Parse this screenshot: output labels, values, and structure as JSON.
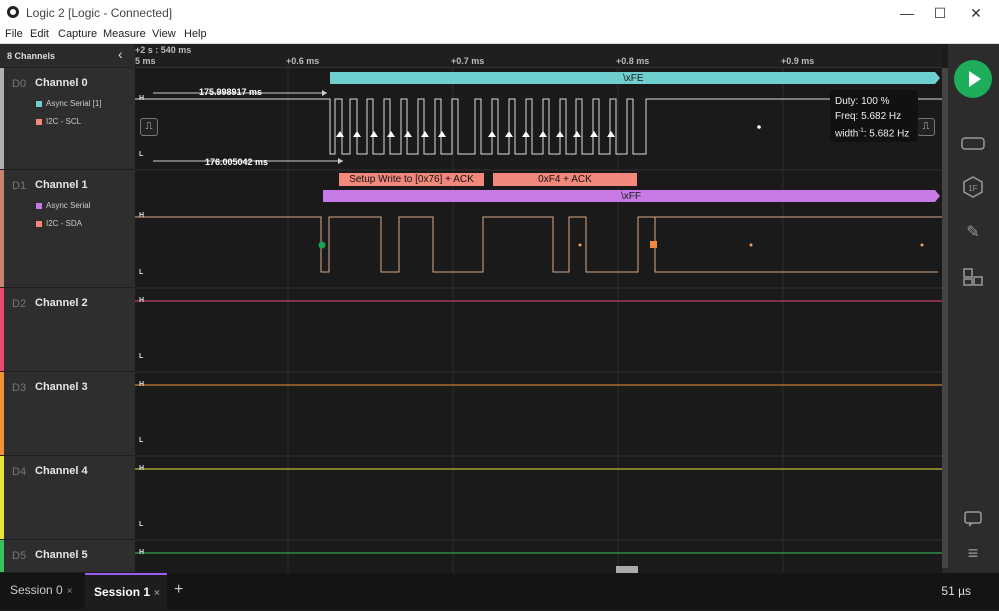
{
  "window": {
    "title": "Logic 2 [Logic - Connected]",
    "minimize": "—",
    "maximize": "☐",
    "close": "✕"
  },
  "menu": [
    "File",
    "Edit",
    "Capture",
    "Measure",
    "View",
    "Help"
  ],
  "sidebar": {
    "header": "8 Channels",
    "collapse_icon": "‹",
    "channels": [
      {
        "id": "D0",
        "name": "Channel 0",
        "color": "#b0b0b0",
        "analyzers": [
          {
            "label": "Async Serial [1]",
            "color": "#6fcfcf"
          },
          {
            "label": "I2C - SCL",
            "color": "#f2877c"
          }
        ]
      },
      {
        "id": "D1",
        "name": "Channel 1",
        "color": "#c8846d",
        "analyzers": [
          {
            "label": "Async Serial",
            "color": "#c77ae6"
          },
          {
            "label": "I2C - SDA",
            "color": "#f2877c"
          }
        ]
      },
      {
        "id": "D2",
        "name": "Channel 2",
        "color": "#e84a6e",
        "analyzers": []
      },
      {
        "id": "D3",
        "name": "Channel 3",
        "color": "#f0923a",
        "analyzers": []
      },
      {
        "id": "D4",
        "name": "Channel 4",
        "color": "#e8e23a",
        "analyzers": []
      },
      {
        "id": "D5",
        "name": "Channel 5",
        "color": "#38c25a",
        "analyzers": []
      }
    ]
  },
  "ruler": {
    "offset_label": "+2 s : 540 ms",
    "start_label": "5 ms",
    "ticks": [
      "+0.6 ms",
      "+0.7 ms",
      "+0.8 ms",
      "+0.9 ms"
    ]
  },
  "waveform": {
    "high_label": "H",
    "low_label": "L",
    "ch0_frame_label": "\\xFE",
    "ch1_frame_label": "\\xFF",
    "i2c_frames": [
      "Setup Write to [0x76] + ACK",
      "0xF4 + ACK"
    ],
    "measure_high": "175.998917 ms",
    "measure_low": "176.005042 ms",
    "pulse_icon_left": "⎍",
    "pulse_icon_right": "⎍",
    "tooltip": {
      "duty": "Duty: 100 %",
      "freq": "Freq: 5.682 Hz",
      "width_prefix": "width",
      "width_sup": "-1",
      "width_value": ": 5.682 Hz"
    }
  },
  "rightbar": {
    "icons": [
      "play-icon",
      "analyzers-icon",
      "hex-icon",
      "measure-icon",
      "extensions-icon",
      "comment-icon",
      "menu-icon"
    ],
    "hex_glyph": "1F",
    "measure_glyph": "✎",
    "comment_glyph": "💬",
    "menu_glyph": "≡"
  },
  "tabs": {
    "items": [
      {
        "label": "Session 0",
        "close": "×"
      },
      {
        "label": "Session 1",
        "close": "×"
      }
    ],
    "add": "+",
    "zoom": "51 µs"
  }
}
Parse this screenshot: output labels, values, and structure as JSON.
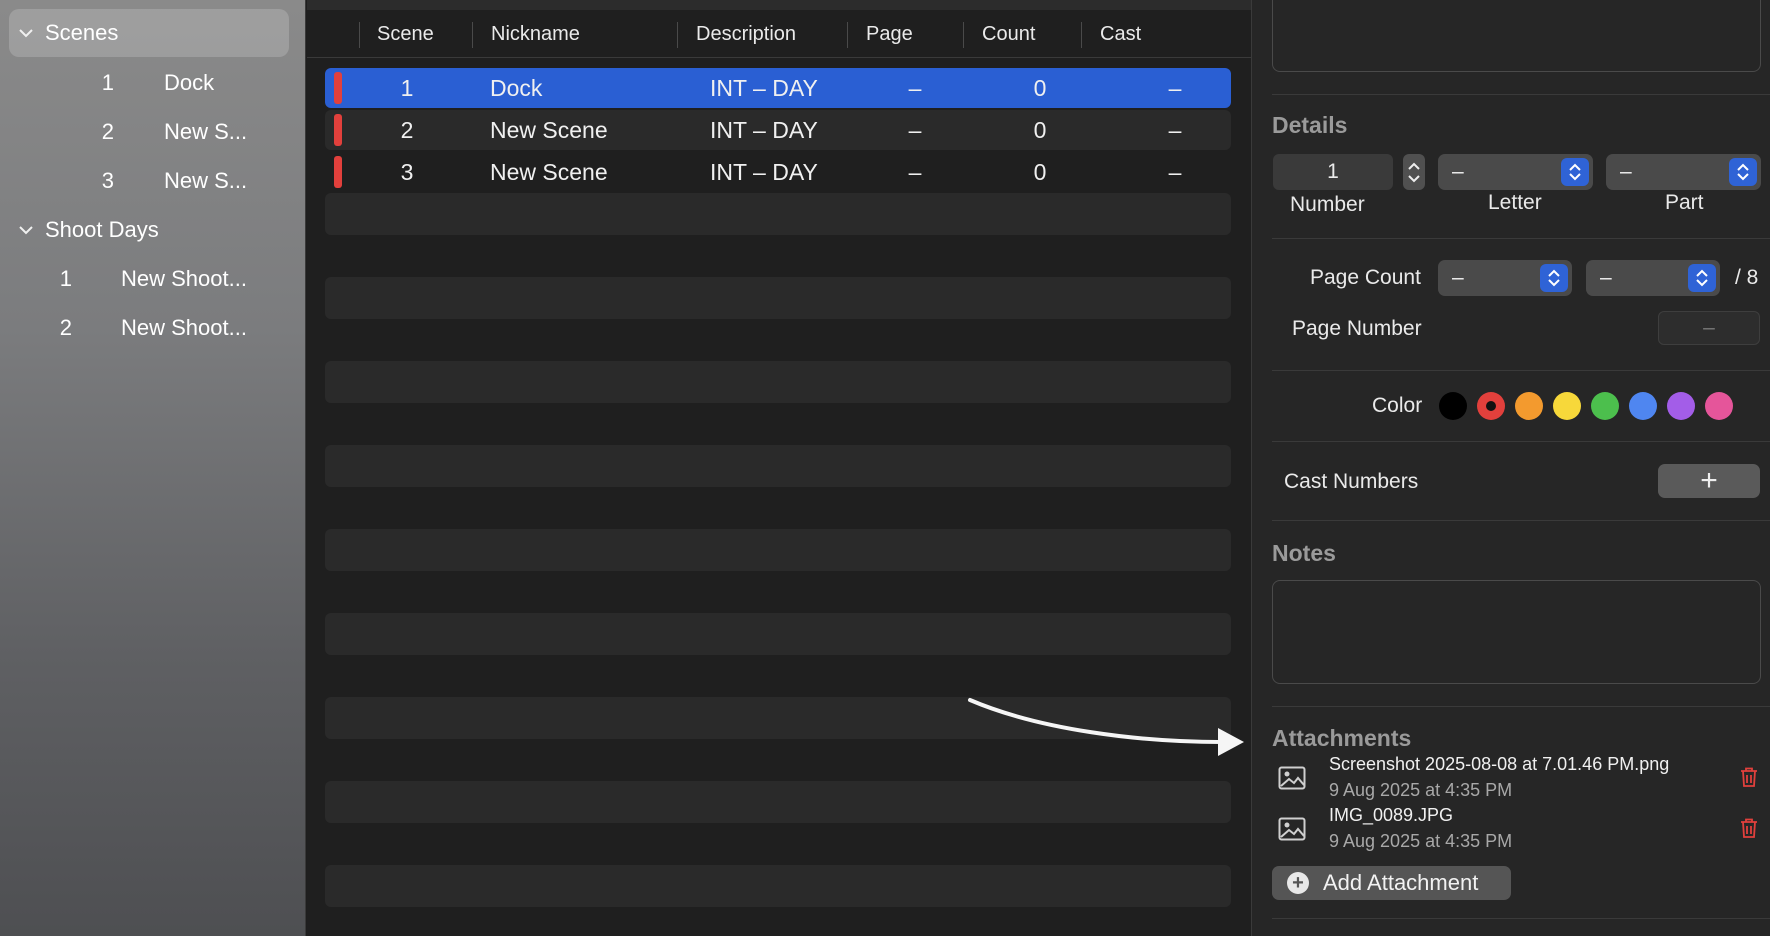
{
  "sidebar": {
    "sections": [
      {
        "label": "Scenes",
        "items": [
          {
            "num": "1",
            "name": "Dock"
          },
          {
            "num": "2",
            "name": "New S..."
          },
          {
            "num": "3",
            "name": "New S..."
          }
        ]
      },
      {
        "label": "Shoot Days",
        "items": [
          {
            "num": "1",
            "name": "New Shoot..."
          },
          {
            "num": "2",
            "name": "New Shoot..."
          }
        ]
      }
    ]
  },
  "table": {
    "columns": [
      "Scene",
      "Nickname",
      "Description",
      "Page",
      "Count",
      "Cast"
    ],
    "rows": [
      {
        "scene": "1",
        "nickname": "Dock",
        "description": "INT – DAY",
        "page": "–",
        "count": "0",
        "cast": "–"
      },
      {
        "scene": "2",
        "nickname": "New Scene",
        "description": "INT – DAY",
        "page": "–",
        "count": "0",
        "cast": "–"
      },
      {
        "scene": "3",
        "nickname": "New Scene",
        "description": "INT – DAY",
        "page": "–",
        "count": "0",
        "cast": "–"
      }
    ],
    "marker_color": "#e2403c",
    "selection_color": "#2a5fd3"
  },
  "inspector": {
    "details": {
      "title": "Details",
      "number_value": "1",
      "number_label": "Number",
      "letter_value": "–",
      "letter_label": "Letter",
      "part_value": "–",
      "part_label": "Part"
    },
    "page_count": {
      "label": "Page Count",
      "value_a": "–",
      "value_b": "–",
      "suffix": "/ 8"
    },
    "page_number": {
      "label": "Page Number",
      "value": "–"
    },
    "color": {
      "label": "Color",
      "swatches": [
        "#000000",
        "#e2403c",
        "#f39a2e",
        "#f7d83a",
        "#4cbf4d",
        "#4f86f0",
        "#a35de8",
        "#e5559a"
      ],
      "selected_index": 1
    },
    "cast_numbers": {
      "label": "Cast Numbers",
      "add_glyph": "+"
    },
    "notes": {
      "title": "Notes"
    },
    "attachments": {
      "title": "Attachments",
      "items": [
        {
          "name": "Screenshot 2025-08-08 at 7.01.46 PM.png",
          "date": "9 Aug 2025 at 4:35 PM"
        },
        {
          "name": "IMG_0089.JPG",
          "date": "9 Aug 2025 at 4:35 PM"
        }
      ],
      "add_label": "Add Attachment",
      "delete_color": "#e2403c"
    }
  }
}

========================================================================

Reproduce all entries without any change, and omit the pictures.

▶ WORKED ANSWER
Parse this screenshot: output labels, values, and structure as JSON.
{
  "window": {
    "title": "Logic 2 [Logic - Connected]",
    "minimize": "—",
    "maximize": "☐",
    "close": "✕"
  },
  "menu": [
    "File",
    "Edit",
    "Capture",
    "Measure",
    "View",
    "Help"
  ],
  "sidebar": {
    "header": "8 Channels",
    "collapse_icon": "‹",
    "channels": [
      {
        "id": "D0",
        "name": "Channel 0",
        "color": "#b0b0b0",
        "analyzers": [
          {
            "label": "Async Serial [1]",
            "color": "#6fcfcf"
          },
          {
            "label": "I2C - SCL",
            "color": "#f2877c"
          }
        ]
      },
      {
        "id": "D1",
        "name": "Channel 1",
        "color": "#c8846d",
        "analyzers": [
          {
            "label": "Async Serial",
            "color": "#c77ae6"
          },
          {
            "label": "I2C - SDA",
            "color": "#f2877c"
          }
        ]
      },
      {
        "id": "D2",
        "name": "Channel 2",
        "color": "#e84a6e",
        "analyzers": []
      },
      {
        "id": "D3",
        "name": "Channel 3",
        "color": "#f0923a",
        "analyzers": []
      },
      {
        "id": "D4",
        "name": "Channel 4",
        "color": "#e8e23a",
        "analyzers": []
      },
      {
        "id": "D5",
        "name": "Channel 5",
        "color": "#38c25a",
        "analyzers": []
      }
    ]
  },
  "ruler": {
    "offset_label": "+2 s : 540 ms",
    "start_label": "5 ms",
    "ticks": [
      "+0.6 ms",
      "+0.7 ms",
      "+0.8 ms",
      "+0.9 ms"
    ]
  },
  "waveform": {
    "high_label": "H",
    "low_label": "L",
    "ch0_frame_label": "\\xFE",
    "ch1_frame_label": "\\xFF",
    "i2c_frames": [
      "Setup Write to [0x76] + ACK",
      "0xF4 + ACK"
    ],
    "measure_high": "175.998917 ms",
    "measure_low": "176.005042 ms",
    "pulse_icon_left": "⎍",
    "pulse_icon_right": "⎍",
    "tooltip": {
      "duty": "Duty: 100 %",
      "freq": "Freq: 5.682 Hz",
      "width_prefix": "width",
      "width_sup": "-1",
      "width_value": ": 5.682 Hz"
    }
  },
  "rightbar": {
    "icons": [
      "play-icon",
      "analyzers-icon",
      "hex-icon",
      "measure-icon",
      "extensions-icon",
      "comment-icon",
      "menu-icon"
    ],
    "hex_glyph": "1F",
    "measure_glyph": "✎",
    "comment_glyph": "💬",
    "menu_glyph": "≡"
  },
  "tabs": {
    "items": [
      {
        "label": "Session 0",
        "close": "×"
      },
      {
        "label": "Session 1",
        "close": "×"
      }
    ],
    "add": "+",
    "zoom": "51 µs"
  }
}
Parse this screenshot: output labels, values, and structure as JSON.
{
  "sidebar": {
    "sections": [
      {
        "label": "Scenes",
        "items": [
          {
            "num": "1",
            "name": "Dock"
          },
          {
            "num": "2",
            "name": "New S..."
          },
          {
            "num": "3",
            "name": "New S..."
          }
        ]
      },
      {
        "label": "Shoot Days",
        "items": [
          {
            "num": "1",
            "name": "New Shoot..."
          },
          {
            "num": "2",
            "name": "New Shoot..."
          }
        ]
      }
    ]
  },
  "table": {
    "columns": [
      "Scene",
      "Nickname",
      "Description",
      "Page",
      "Count",
      "Cast"
    ],
    "rows": [
      {
        "scene": "1",
        "nickname": "Dock",
        "description": "INT – DAY",
        "page": "–",
        "count": "0",
        "cast": "–"
      },
      {
        "scene": "2",
        "nickname": "New Scene",
        "description": "INT – DAY",
        "page": "–",
        "count": "0",
        "cast": "–"
      },
      {
        "scene": "3",
        "nickname": "New Scene",
        "description": "INT – DAY",
        "page": "–",
        "count": "0",
        "cast": "–"
      }
    ],
    "marker_color": "#e2403c",
    "selection_color": "#2a5fd3"
  },
  "inspector": {
    "details": {
      "title": "Details",
      "number_value": "1",
      "number_label": "Number",
      "letter_value": "–",
      "letter_label": "Letter",
      "part_value": "–",
      "part_label": "Part"
    },
    "page_count": {
      "label": "Page Count",
      "value_a": "–",
      "value_b": "–",
      "suffix": "/ 8"
    },
    "page_number": {
      "label": "Page Number",
      "value": "–"
    },
    "color": {
      "label": "Color",
      "swatches": [
        "#000000",
        "#e2403c",
        "#f39a2e",
        "#f7d83a",
        "#4cbf4d",
        "#4f86f0",
        "#a35de8",
        "#e5559a"
      ],
      "selected_index": 1
    },
    "cast_numbers": {
      "label": "Cast Numbers",
      "add_glyph": "+"
    },
    "notes": {
      "title": "Notes"
    },
    "attachments": {
      "title": "Attachments",
      "items": [
        {
          "name": "Screenshot 2025-08-08 at 7.01.46 PM.png",
          "date": "9 Aug 2025 at 4:35 PM"
        },
        {
          "name": "IMG_0089.JPG",
          "date": "9 Aug 2025 at 4:35 PM"
        }
      ],
      "add_label": "Add Attachment",
      "delete_color": "#e2403c"
    }
  }
}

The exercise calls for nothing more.